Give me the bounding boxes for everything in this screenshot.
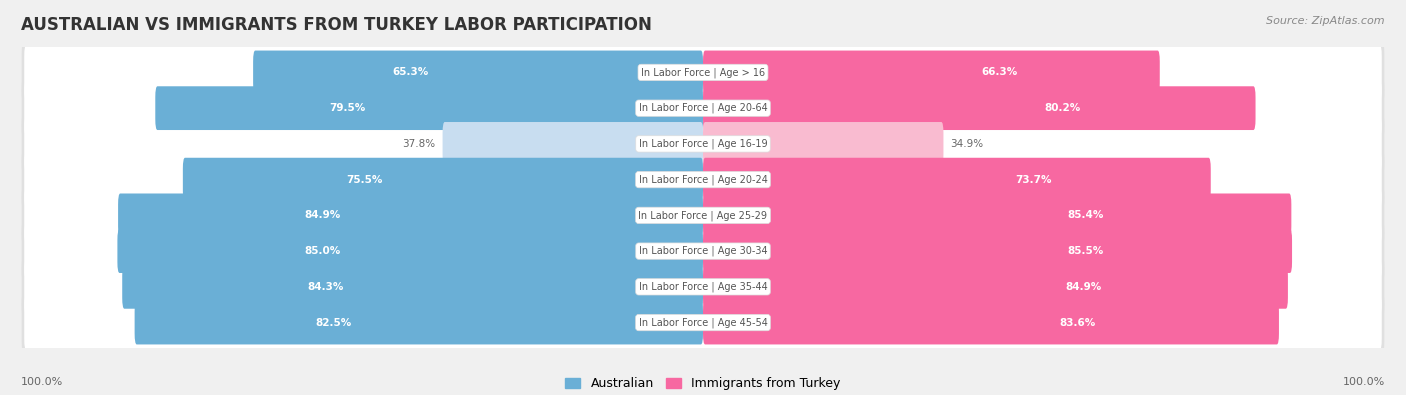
FancyBboxPatch shape — [703, 51, 1160, 94]
FancyBboxPatch shape — [703, 265, 1288, 309]
FancyBboxPatch shape — [24, 79, 1382, 137]
Text: Source: ZipAtlas.com: Source: ZipAtlas.com — [1267, 16, 1385, 26]
FancyBboxPatch shape — [155, 86, 703, 130]
Text: 83.6%: 83.6% — [1059, 318, 1095, 327]
FancyBboxPatch shape — [703, 122, 943, 166]
Text: 34.9%: 34.9% — [950, 139, 983, 149]
Text: 37.8%: 37.8% — [402, 139, 436, 149]
FancyBboxPatch shape — [253, 51, 703, 94]
Text: 65.3%: 65.3% — [392, 68, 429, 77]
Text: In Labor Force | Age 20-24: In Labor Force | Age 20-24 — [638, 174, 768, 185]
Text: In Labor Force | Age 16-19: In Labor Force | Age 16-19 — [638, 139, 768, 149]
Text: 82.5%: 82.5% — [315, 318, 352, 327]
FancyBboxPatch shape — [443, 122, 703, 166]
Text: 79.5%: 79.5% — [329, 103, 366, 113]
Text: AUSTRALIAN VS IMMIGRANTS FROM TURKEY LABOR PARTICIPATION: AUSTRALIAN VS IMMIGRANTS FROM TURKEY LAB… — [21, 16, 652, 34]
Text: 100.0%: 100.0% — [21, 377, 63, 387]
Text: 100.0%: 100.0% — [1343, 377, 1385, 387]
Text: 66.3%: 66.3% — [981, 68, 1018, 77]
FancyBboxPatch shape — [183, 158, 703, 201]
FancyBboxPatch shape — [24, 115, 1382, 173]
Text: In Labor Force | Age 45-54: In Labor Force | Age 45-54 — [638, 317, 768, 328]
FancyBboxPatch shape — [21, 111, 1385, 176]
Text: 80.2%: 80.2% — [1045, 103, 1080, 113]
FancyBboxPatch shape — [21, 40, 1385, 105]
Text: In Labor Force | Age 30-34: In Labor Force | Age 30-34 — [638, 246, 768, 256]
Text: 75.5%: 75.5% — [347, 175, 382, 184]
FancyBboxPatch shape — [24, 43, 1382, 102]
Text: 84.9%: 84.9% — [1066, 282, 1101, 292]
FancyBboxPatch shape — [135, 301, 703, 344]
Text: In Labor Force | Age > 16: In Labor Force | Age > 16 — [641, 67, 765, 78]
FancyBboxPatch shape — [24, 258, 1382, 316]
FancyBboxPatch shape — [21, 219, 1385, 284]
Legend: Australian, Immigrants from Turkey: Australian, Immigrants from Turkey — [561, 372, 845, 395]
Text: 85.0%: 85.0% — [304, 246, 340, 256]
FancyBboxPatch shape — [24, 151, 1382, 209]
FancyBboxPatch shape — [21, 290, 1385, 355]
Text: In Labor Force | Age 20-64: In Labor Force | Age 20-64 — [638, 103, 768, 113]
FancyBboxPatch shape — [118, 229, 703, 273]
FancyBboxPatch shape — [703, 194, 1291, 237]
Text: 84.3%: 84.3% — [308, 282, 343, 292]
Text: In Labor Force | Age 25-29: In Labor Force | Age 25-29 — [638, 210, 768, 221]
FancyBboxPatch shape — [703, 158, 1211, 201]
FancyBboxPatch shape — [24, 293, 1382, 352]
Text: In Labor Force | Age 35-44: In Labor Force | Age 35-44 — [638, 282, 768, 292]
FancyBboxPatch shape — [703, 301, 1279, 344]
Text: 85.5%: 85.5% — [1067, 246, 1104, 256]
FancyBboxPatch shape — [21, 76, 1385, 141]
FancyBboxPatch shape — [21, 183, 1385, 248]
FancyBboxPatch shape — [122, 265, 703, 309]
FancyBboxPatch shape — [703, 229, 1292, 273]
FancyBboxPatch shape — [21, 254, 1385, 319]
Text: 85.4%: 85.4% — [1067, 211, 1104, 220]
FancyBboxPatch shape — [21, 147, 1385, 212]
FancyBboxPatch shape — [24, 186, 1382, 244]
Text: 73.7%: 73.7% — [1015, 175, 1052, 184]
FancyBboxPatch shape — [24, 222, 1382, 280]
FancyBboxPatch shape — [703, 86, 1256, 130]
FancyBboxPatch shape — [118, 194, 703, 237]
Text: 84.9%: 84.9% — [305, 211, 340, 220]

• _Exercise objective_
Please reproduce every line of the material above word for word, leaving out the picture.

• _Task result_
Give me the bounding boxes for everything in this screenshot.
FancyBboxPatch shape — [703, 51, 1160, 94]
FancyBboxPatch shape — [703, 265, 1288, 309]
FancyBboxPatch shape — [24, 79, 1382, 137]
Text: Source: ZipAtlas.com: Source: ZipAtlas.com — [1267, 16, 1385, 26]
FancyBboxPatch shape — [155, 86, 703, 130]
Text: 83.6%: 83.6% — [1059, 318, 1095, 327]
FancyBboxPatch shape — [703, 122, 943, 166]
Text: 34.9%: 34.9% — [950, 139, 983, 149]
Text: 37.8%: 37.8% — [402, 139, 436, 149]
FancyBboxPatch shape — [253, 51, 703, 94]
Text: 65.3%: 65.3% — [392, 68, 429, 77]
Text: In Labor Force | Age 20-24: In Labor Force | Age 20-24 — [638, 174, 768, 185]
Text: In Labor Force | Age 16-19: In Labor Force | Age 16-19 — [638, 139, 768, 149]
Text: 82.5%: 82.5% — [315, 318, 352, 327]
FancyBboxPatch shape — [443, 122, 703, 166]
Text: 79.5%: 79.5% — [329, 103, 366, 113]
Text: AUSTRALIAN VS IMMIGRANTS FROM TURKEY LABOR PARTICIPATION: AUSTRALIAN VS IMMIGRANTS FROM TURKEY LAB… — [21, 16, 652, 34]
Text: 100.0%: 100.0% — [21, 377, 63, 387]
Text: 100.0%: 100.0% — [1343, 377, 1385, 387]
Text: 66.3%: 66.3% — [981, 68, 1018, 77]
FancyBboxPatch shape — [183, 158, 703, 201]
FancyBboxPatch shape — [24, 115, 1382, 173]
Text: In Labor Force | Age 45-54: In Labor Force | Age 45-54 — [638, 317, 768, 328]
FancyBboxPatch shape — [21, 111, 1385, 176]
Text: 80.2%: 80.2% — [1045, 103, 1080, 113]
FancyBboxPatch shape — [21, 40, 1385, 105]
Text: In Labor Force | Age 30-34: In Labor Force | Age 30-34 — [638, 246, 768, 256]
Text: 75.5%: 75.5% — [347, 175, 382, 184]
FancyBboxPatch shape — [24, 43, 1382, 102]
Text: 84.9%: 84.9% — [1066, 282, 1101, 292]
FancyBboxPatch shape — [135, 301, 703, 344]
Text: In Labor Force | Age > 16: In Labor Force | Age > 16 — [641, 67, 765, 78]
FancyBboxPatch shape — [24, 258, 1382, 316]
FancyBboxPatch shape — [21, 219, 1385, 284]
Legend: Australian, Immigrants from Turkey: Australian, Immigrants from Turkey — [561, 372, 845, 395]
Text: 85.0%: 85.0% — [304, 246, 340, 256]
FancyBboxPatch shape — [24, 151, 1382, 209]
FancyBboxPatch shape — [21, 290, 1385, 355]
Text: In Labor Force | Age 20-64: In Labor Force | Age 20-64 — [638, 103, 768, 113]
FancyBboxPatch shape — [118, 229, 703, 273]
FancyBboxPatch shape — [703, 194, 1291, 237]
Text: 84.3%: 84.3% — [308, 282, 343, 292]
Text: In Labor Force | Age 25-29: In Labor Force | Age 25-29 — [638, 210, 768, 221]
FancyBboxPatch shape — [703, 158, 1211, 201]
FancyBboxPatch shape — [24, 293, 1382, 352]
Text: In Labor Force | Age 35-44: In Labor Force | Age 35-44 — [638, 282, 768, 292]
FancyBboxPatch shape — [703, 301, 1279, 344]
Text: 85.5%: 85.5% — [1067, 246, 1104, 256]
FancyBboxPatch shape — [21, 76, 1385, 141]
FancyBboxPatch shape — [21, 183, 1385, 248]
FancyBboxPatch shape — [122, 265, 703, 309]
FancyBboxPatch shape — [703, 229, 1292, 273]
FancyBboxPatch shape — [21, 254, 1385, 319]
Text: 85.4%: 85.4% — [1067, 211, 1104, 220]
FancyBboxPatch shape — [21, 147, 1385, 212]
FancyBboxPatch shape — [24, 186, 1382, 244]
Text: 73.7%: 73.7% — [1015, 175, 1052, 184]
FancyBboxPatch shape — [24, 222, 1382, 280]
FancyBboxPatch shape — [703, 86, 1256, 130]
FancyBboxPatch shape — [118, 194, 703, 237]
Text: 84.9%: 84.9% — [305, 211, 340, 220]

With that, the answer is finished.